# Set exercise
Write out the data again exactly, skipping every picture.
— BEGIN Dataset entries —
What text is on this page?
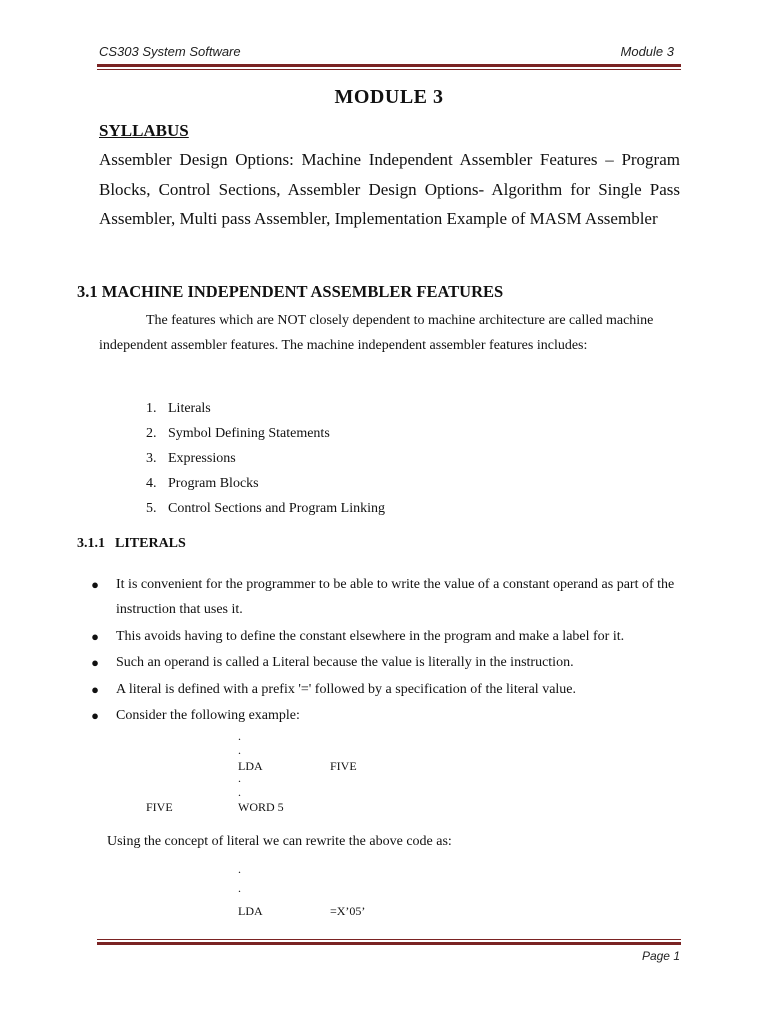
CS303 System Software	Module 3
MODULE 3
SYLLABUS
Assembler Design Options: Machine Independent Assembler Features – Program Blocks, Control Sections, Assembler Design Options- Algorithm for Single Pass Assembler, Multi pass Assembler, Implementation Example of MASM Assembler
3.1 MACHINE INDEPENDENT ASSEMBLER FEATURES
The features which are NOT closely dependent to machine architecture are called machine independent assembler features. The machine independent assembler features includes:
1. Literals
2. Symbol Defining Statements
3. Expressions
4. Program Blocks
5. Control Sections and Program Linking
3.1.1 LITERALS
● It is convenient for the programmer to be able to write the value of a constant operand as part of the instruction that uses it.
● This avoids having to define the constant elsewhere in the program and make a label for it.
● Such an operand is called a Literal because the value is literally in the instruction.
● A literal is defined with a prefix '=' followed by a specification of the literal value.
● Consider the following example:
.
.
LDA	FIVE
.
.
FIVE	WORD 5
Using the concept of literal we can rewrite the above code as:
.
.
LDA	=X’05’
Page 1
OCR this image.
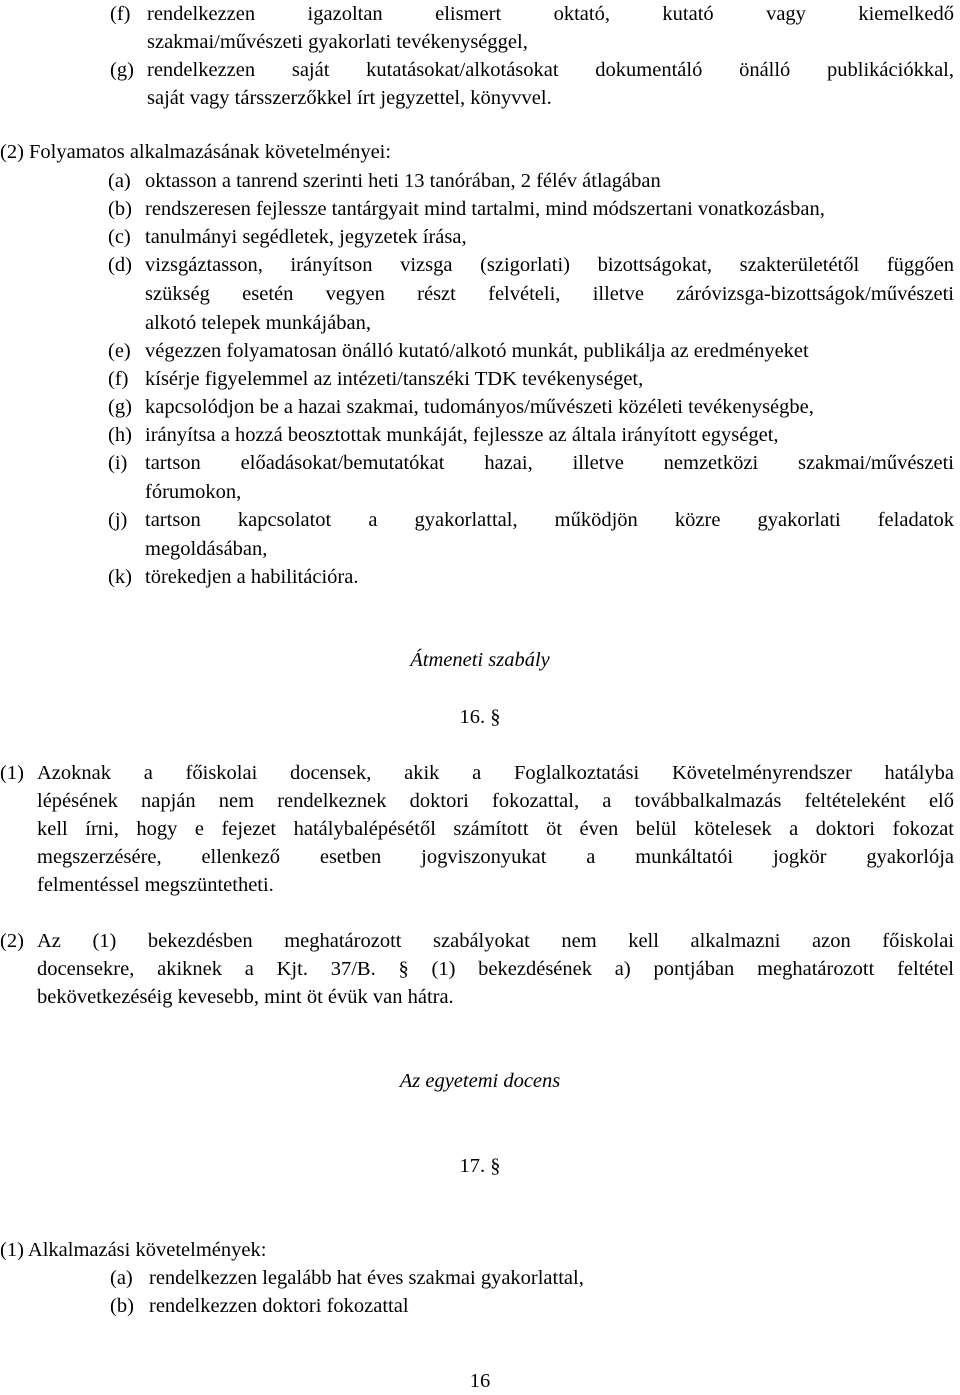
(f) rendelkezzen igazoltan elismert oktató, kutató vagy kiemelkedő
szakmai/művészeti gyakorlati tevékenységgel,
(g) rendelkezzen saját kutatásokat/alkotásokat dokumentáló önálló publikációkkal,
saját vagy társszerzőkkel írt jegyzettel, könyvvel.
(2) Folyamatos alkalmazásának követelményei:
(a) oktasson a tanrend szerinti heti 13 tanórában, 2 félév átlagában
(b) rendszeresen fejlessze tantárgyait mind tartalmi, mind módszertani vonatkozásban,
(c) tanulmányi segédletek, jegyzetek írása,
(d) vizsgáztasson, irányítson vizsga (szigorlati) bizottságokat, szakterületétől függően
szükség esetén vegyen részt felvételi, illetve záróvizsga-bizottságok/művészeti
alkotó telepek munkájában,
(e) végezzen folyamatosan önálló kutató/alkotó munkát, publikálja az eredményeket
(f) kísérje figyelemmel az intézeti/tanszéki TDK tevékenységet,
(g) kapcsolódjon be a hazai szakmai, tudományos/művészeti közéleti tevékenységbe,
(h) irányítsa a hozzá beosztottak munkáját, fejlessze az általa irányított egységet,
(i) tartson előadásokat/bemutatókat hazai, illetve nemzetközi szakmai/művészeti
fórumokon,
(j) tartson kapcsolatot a gyakorlattal, működjön közre gyakorlati feladatok
megoldásában,
(k) törekedjen a habilitációra.
Átmeneti szabály
16. §
(1) Azoknak a főiskolai docensek, akik a Foglalkoztatási Követelményrendszer hatályba
lépésének napján nem rendelkeznek doktori fokozattal, a továbbalkalmazás feltételeként elő
kell írni, hogy e fejezet hatálybalépésétől számított öt éven belül kötelesek a doktori fokozat
megszerzésére, ellenkező esetben jogviszonyukat a munkáltatói jogkör gyakorlója
felmentéssel megszüntetheti.
(2) Az (1) bekezdésben meghatározott szabályokat nem kell alkalmazni azon főiskolai
docensekre, akiknek a Kjt. 37/B. § (1) bekezdésének a) pontjában meghatározott feltétel
bekövetkezéséig kevesebb, mint öt évük van hátra.
Az egyetemi docens
17. §
(1) Alkalmazási követelmények:
(a) rendelkezzen legalább hat éves szakmai gyakorlattal,
(b) rendelkezzen doktori fokozattal
16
— END Dataset entries —
# Answer for this exercise
What text is on this page?
CS303 System Software	Module 3
MODULE 3
SYLLABUS
Assembler Design Options: Machine Independent Assembler Features – Program Blocks, Control Sections, Assembler Design Options- Algorithm for Single Pass Assembler, Multi pass Assembler, Implementation Example of MASM Assembler
3.1 MACHINE INDEPENDENT ASSEMBLER FEATURES
The features which are NOT closely dependent to machine architecture are called machine independent assembler features. The machine independent assembler features includes:
1. Literals
2. Symbol Defining Statements
3. Expressions
4. Program Blocks
5. Control Sections and Program Linking
3.1.1 LITERALS
● It is convenient for the programmer to be able to write the value of a constant operand as part of the instruction that uses it.
● This avoids having to define the constant elsewhere in the program and make a label for it.
● Such an operand is called a Literal because the value is literally in the instruction.
● A literal is defined with a prefix '=' followed by a specification of the literal value.
● Consider the following example:
.
.
LDA	FIVE
.
.
FIVE	WORD 5
Using the concept of literal we can rewrite the above code as:
.
.
LDA	=X’05’
Page 1
OCR this image.
(f) rendelkezzen igazoltan elismert oktató, kutató vagy kiemelkedő
szakmai/művészeti gyakorlati tevékenységgel,
(g) rendelkezzen saját kutatásokat/alkotásokat dokumentáló önálló publikációkkal,
saját vagy társszerzőkkel írt jegyzettel, könyvvel.
(2) Folyamatos alkalmazásának követelményei:
(a) oktasson a tanrend szerinti heti 13 tanórában, 2 félév átlagában
(b) rendszeresen fejlessze tantárgyait mind tartalmi, mind módszertani vonatkozásban,
(c) tanulmányi segédletek, jegyzetek írása,
(d) vizsgáztasson, irányítson vizsga (szigorlati) bizottságokat, szakterületétől függően
szükség esetén vegyen részt felvételi, illetve záróvizsga-bizottságok/művészeti
alkotó telepek munkájában,
(e) végezzen folyamatosan önálló kutató/alkotó munkát, publikálja az eredményeket
(f) kísérje figyelemmel az intézeti/tanszéki TDK tevékenységet,
(g) kapcsolódjon be a hazai szakmai, tudományos/művészeti közéleti tevékenységbe,
(h) irányítsa a hozzá beosztottak munkáját, fejlessze az általa irányított egységet,
(i) tartson előadásokat/bemutatókat hazai, illetve nemzetközi szakmai/művészeti
fórumokon,
(j) tartson kapcsolatot a gyakorlattal, működjön közre gyakorlati feladatok
megoldásában,
(k) törekedjen a habilitációra.
Átmeneti szabály
16. §
(1) Azoknak a főiskolai docensek, akik a Foglalkoztatási Követelményrendszer hatályba
lépésének napján nem rendelkeznek doktori fokozattal, a továbbalkalmazás feltételeként elő
kell írni, hogy e fejezet hatálybalépésétől számított öt éven belül kötelesek a doktori fokozat
megszerzésére, ellenkező esetben jogviszonyukat a munkáltatói jogkör gyakorlója
felmentéssel megszüntetheti.
(2) Az (1) bekezdésben meghatározott szabályokat nem kell alkalmazni azon főiskolai
docensekre, akiknek a Kjt. 37/B. § (1) bekezdésének a) pontjában meghatározott feltétel
bekövetkezéséig kevesebb, mint öt évük van hátra.
Az egyetemi docens
17. §
(1) Alkalmazási követelmények:
(a) rendelkezzen legalább hat éves szakmai gyakorlattal,
(b) rendelkezzen doktori fokozattal
16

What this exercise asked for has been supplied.